Stored data entries
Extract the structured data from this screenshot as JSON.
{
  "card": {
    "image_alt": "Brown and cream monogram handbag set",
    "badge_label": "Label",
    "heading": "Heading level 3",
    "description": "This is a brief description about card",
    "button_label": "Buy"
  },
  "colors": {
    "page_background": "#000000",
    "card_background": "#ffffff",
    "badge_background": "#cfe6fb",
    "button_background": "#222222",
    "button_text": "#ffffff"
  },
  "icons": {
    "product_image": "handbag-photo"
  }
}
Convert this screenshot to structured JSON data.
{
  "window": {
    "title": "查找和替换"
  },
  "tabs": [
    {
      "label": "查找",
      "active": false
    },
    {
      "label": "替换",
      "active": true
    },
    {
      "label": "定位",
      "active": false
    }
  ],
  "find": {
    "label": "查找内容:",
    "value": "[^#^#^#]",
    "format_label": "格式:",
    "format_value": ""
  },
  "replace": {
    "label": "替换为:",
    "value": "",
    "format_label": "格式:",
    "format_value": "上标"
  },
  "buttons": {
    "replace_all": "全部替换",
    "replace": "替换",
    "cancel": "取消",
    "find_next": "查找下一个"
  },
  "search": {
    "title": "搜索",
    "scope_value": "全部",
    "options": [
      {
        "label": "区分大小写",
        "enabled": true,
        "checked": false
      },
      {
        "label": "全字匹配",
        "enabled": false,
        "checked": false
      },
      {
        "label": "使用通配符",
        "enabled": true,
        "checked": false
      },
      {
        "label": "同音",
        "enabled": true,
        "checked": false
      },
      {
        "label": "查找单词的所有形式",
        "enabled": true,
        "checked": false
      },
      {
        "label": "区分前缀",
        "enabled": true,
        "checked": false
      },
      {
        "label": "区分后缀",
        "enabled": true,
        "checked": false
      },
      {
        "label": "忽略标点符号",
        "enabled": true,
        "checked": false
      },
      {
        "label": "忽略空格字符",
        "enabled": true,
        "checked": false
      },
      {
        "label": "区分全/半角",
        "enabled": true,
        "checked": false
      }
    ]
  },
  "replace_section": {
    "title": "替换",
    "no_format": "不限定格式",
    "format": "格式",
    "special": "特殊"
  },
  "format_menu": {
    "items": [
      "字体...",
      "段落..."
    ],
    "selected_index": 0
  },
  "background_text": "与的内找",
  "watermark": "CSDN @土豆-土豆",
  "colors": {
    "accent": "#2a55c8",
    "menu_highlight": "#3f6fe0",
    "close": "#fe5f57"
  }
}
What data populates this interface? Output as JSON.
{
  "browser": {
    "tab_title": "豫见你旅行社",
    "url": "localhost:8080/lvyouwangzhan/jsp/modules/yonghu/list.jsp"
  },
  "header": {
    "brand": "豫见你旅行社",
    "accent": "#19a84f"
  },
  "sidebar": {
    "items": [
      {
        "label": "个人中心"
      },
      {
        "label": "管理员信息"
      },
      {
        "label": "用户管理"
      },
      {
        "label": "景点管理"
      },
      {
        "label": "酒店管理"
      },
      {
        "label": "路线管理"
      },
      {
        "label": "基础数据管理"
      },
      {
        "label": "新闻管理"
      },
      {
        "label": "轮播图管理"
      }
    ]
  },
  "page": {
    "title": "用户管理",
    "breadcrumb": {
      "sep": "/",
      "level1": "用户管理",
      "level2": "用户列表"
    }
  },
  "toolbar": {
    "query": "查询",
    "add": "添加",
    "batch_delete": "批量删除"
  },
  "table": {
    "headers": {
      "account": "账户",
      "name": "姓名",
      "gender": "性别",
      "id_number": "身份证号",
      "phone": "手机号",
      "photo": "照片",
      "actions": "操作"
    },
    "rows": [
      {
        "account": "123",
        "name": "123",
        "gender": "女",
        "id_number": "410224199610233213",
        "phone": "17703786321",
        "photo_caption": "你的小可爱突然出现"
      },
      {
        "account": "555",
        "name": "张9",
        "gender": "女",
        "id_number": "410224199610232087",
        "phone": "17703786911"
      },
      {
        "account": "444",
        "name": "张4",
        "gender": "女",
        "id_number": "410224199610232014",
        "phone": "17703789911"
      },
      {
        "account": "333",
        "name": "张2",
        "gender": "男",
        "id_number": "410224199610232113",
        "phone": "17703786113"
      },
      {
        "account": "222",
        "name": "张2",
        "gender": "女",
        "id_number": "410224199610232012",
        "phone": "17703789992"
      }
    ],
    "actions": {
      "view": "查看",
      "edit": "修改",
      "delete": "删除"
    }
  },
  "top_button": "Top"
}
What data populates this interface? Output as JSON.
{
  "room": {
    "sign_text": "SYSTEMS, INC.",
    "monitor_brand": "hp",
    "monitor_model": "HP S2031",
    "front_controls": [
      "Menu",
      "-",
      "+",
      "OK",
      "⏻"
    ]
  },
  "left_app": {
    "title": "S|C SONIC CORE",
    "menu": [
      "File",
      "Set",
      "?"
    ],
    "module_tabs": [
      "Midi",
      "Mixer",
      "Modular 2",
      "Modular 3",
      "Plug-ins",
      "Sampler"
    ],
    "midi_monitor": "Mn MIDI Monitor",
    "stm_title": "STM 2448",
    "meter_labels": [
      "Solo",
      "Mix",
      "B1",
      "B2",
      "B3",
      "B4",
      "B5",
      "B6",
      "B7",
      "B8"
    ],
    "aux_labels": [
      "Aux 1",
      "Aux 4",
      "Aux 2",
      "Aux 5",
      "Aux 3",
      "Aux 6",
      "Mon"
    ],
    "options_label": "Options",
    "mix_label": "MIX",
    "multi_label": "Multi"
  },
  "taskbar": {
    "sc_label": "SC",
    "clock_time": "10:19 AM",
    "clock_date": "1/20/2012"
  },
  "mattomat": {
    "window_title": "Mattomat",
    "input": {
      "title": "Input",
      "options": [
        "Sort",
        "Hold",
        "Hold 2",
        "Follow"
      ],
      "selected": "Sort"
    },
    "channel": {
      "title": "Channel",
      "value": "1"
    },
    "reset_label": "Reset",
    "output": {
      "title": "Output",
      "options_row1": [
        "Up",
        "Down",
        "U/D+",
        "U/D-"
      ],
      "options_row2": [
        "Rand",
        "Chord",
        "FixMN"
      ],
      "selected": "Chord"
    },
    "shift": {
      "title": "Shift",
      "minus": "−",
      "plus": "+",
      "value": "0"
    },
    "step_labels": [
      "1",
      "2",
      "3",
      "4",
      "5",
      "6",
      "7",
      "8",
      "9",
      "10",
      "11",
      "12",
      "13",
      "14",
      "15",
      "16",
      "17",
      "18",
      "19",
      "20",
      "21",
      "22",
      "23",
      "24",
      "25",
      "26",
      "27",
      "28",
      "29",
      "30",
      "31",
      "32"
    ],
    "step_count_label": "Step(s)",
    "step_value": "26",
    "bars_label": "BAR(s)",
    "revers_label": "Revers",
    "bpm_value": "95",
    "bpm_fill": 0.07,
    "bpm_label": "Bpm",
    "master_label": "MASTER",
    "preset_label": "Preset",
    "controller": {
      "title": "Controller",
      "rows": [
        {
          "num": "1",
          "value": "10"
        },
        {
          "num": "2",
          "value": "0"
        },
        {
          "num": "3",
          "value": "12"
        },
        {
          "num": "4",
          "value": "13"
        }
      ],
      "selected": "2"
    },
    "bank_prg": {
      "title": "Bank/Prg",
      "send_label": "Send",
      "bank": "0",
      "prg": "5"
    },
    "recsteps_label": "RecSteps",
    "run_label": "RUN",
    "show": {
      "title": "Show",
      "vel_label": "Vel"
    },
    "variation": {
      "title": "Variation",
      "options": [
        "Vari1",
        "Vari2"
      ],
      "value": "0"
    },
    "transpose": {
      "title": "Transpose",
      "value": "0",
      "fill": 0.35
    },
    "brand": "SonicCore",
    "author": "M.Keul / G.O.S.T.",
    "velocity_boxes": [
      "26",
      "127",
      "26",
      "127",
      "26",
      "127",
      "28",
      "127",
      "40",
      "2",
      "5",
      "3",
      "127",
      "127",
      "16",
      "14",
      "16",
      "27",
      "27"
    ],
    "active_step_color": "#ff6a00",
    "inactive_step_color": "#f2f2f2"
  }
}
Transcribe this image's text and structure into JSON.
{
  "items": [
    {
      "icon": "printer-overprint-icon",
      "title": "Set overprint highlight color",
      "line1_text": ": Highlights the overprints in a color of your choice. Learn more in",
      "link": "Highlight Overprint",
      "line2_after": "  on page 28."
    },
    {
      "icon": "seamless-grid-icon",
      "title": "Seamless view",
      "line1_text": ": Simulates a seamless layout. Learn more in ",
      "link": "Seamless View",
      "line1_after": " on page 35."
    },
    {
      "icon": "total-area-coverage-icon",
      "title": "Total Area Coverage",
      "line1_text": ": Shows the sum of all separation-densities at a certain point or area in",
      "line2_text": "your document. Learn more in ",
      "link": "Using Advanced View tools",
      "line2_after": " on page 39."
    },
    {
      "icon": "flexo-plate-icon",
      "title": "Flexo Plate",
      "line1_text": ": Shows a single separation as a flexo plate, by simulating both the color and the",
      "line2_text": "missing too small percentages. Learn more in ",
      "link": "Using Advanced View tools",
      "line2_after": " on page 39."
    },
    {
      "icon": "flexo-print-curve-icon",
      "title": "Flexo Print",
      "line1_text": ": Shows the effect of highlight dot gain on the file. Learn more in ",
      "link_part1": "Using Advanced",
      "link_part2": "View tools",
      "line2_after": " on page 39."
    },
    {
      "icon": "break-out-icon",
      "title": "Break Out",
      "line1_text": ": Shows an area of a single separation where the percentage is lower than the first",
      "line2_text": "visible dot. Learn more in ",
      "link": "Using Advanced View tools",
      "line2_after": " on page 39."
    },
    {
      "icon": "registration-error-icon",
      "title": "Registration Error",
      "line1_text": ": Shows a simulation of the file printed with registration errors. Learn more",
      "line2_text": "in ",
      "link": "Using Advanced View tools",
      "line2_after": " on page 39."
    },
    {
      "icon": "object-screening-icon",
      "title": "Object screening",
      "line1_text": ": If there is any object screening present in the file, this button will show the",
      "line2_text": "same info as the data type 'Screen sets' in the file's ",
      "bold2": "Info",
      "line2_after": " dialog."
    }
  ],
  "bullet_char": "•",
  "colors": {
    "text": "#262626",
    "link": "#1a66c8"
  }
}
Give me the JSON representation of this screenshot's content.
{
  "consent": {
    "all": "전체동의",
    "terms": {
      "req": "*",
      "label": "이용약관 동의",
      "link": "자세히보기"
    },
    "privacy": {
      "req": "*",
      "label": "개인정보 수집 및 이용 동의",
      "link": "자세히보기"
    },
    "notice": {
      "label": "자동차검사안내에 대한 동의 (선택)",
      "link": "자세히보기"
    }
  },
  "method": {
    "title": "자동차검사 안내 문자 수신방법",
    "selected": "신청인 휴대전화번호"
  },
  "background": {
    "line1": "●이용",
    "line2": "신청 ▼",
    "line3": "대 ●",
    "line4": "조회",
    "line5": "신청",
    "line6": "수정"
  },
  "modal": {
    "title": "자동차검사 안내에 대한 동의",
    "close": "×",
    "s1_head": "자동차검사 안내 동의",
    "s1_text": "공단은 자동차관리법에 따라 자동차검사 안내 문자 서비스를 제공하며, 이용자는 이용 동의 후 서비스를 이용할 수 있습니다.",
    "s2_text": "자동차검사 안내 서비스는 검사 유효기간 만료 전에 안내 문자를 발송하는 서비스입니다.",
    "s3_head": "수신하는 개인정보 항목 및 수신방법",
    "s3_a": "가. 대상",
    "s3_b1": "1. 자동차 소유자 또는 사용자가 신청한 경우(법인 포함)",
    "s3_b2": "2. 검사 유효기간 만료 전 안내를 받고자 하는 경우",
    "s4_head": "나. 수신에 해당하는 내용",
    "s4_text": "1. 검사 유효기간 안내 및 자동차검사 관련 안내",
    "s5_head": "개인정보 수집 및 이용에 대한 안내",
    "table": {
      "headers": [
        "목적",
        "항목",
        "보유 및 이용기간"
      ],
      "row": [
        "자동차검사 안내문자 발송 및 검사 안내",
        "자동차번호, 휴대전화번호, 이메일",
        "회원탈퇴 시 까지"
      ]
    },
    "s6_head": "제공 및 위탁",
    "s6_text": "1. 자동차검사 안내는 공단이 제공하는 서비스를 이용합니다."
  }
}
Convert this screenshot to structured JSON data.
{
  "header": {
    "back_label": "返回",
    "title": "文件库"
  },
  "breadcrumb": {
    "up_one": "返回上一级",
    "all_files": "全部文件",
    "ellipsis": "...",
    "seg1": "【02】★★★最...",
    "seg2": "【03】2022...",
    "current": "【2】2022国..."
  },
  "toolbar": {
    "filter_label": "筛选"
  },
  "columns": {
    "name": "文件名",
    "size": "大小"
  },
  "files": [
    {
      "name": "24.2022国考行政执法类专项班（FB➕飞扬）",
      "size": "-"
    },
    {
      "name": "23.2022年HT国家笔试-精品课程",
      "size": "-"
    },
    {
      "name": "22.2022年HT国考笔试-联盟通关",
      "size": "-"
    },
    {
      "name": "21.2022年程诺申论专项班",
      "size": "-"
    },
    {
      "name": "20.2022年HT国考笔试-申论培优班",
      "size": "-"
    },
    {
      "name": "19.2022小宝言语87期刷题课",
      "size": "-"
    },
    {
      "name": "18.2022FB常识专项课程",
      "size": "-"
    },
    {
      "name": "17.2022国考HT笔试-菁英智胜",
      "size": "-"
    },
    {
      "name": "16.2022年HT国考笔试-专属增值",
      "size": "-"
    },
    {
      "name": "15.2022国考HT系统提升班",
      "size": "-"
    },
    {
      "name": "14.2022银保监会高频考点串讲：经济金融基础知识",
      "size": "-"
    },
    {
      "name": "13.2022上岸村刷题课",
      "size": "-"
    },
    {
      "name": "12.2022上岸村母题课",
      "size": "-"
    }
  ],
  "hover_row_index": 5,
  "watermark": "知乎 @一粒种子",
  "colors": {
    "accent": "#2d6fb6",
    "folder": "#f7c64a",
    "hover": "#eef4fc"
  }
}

▶ STATED EXERCISE:
Look through the entries above. Extract each line with the word "single".

▶ OUTPUT FOR THIS TASK:
      "line1_text": ": Shows a single separation as a flexo plate, by simulating both the color and the",
      "line1_text": ": Shows an area of a single separation where the percentage is lower than the first",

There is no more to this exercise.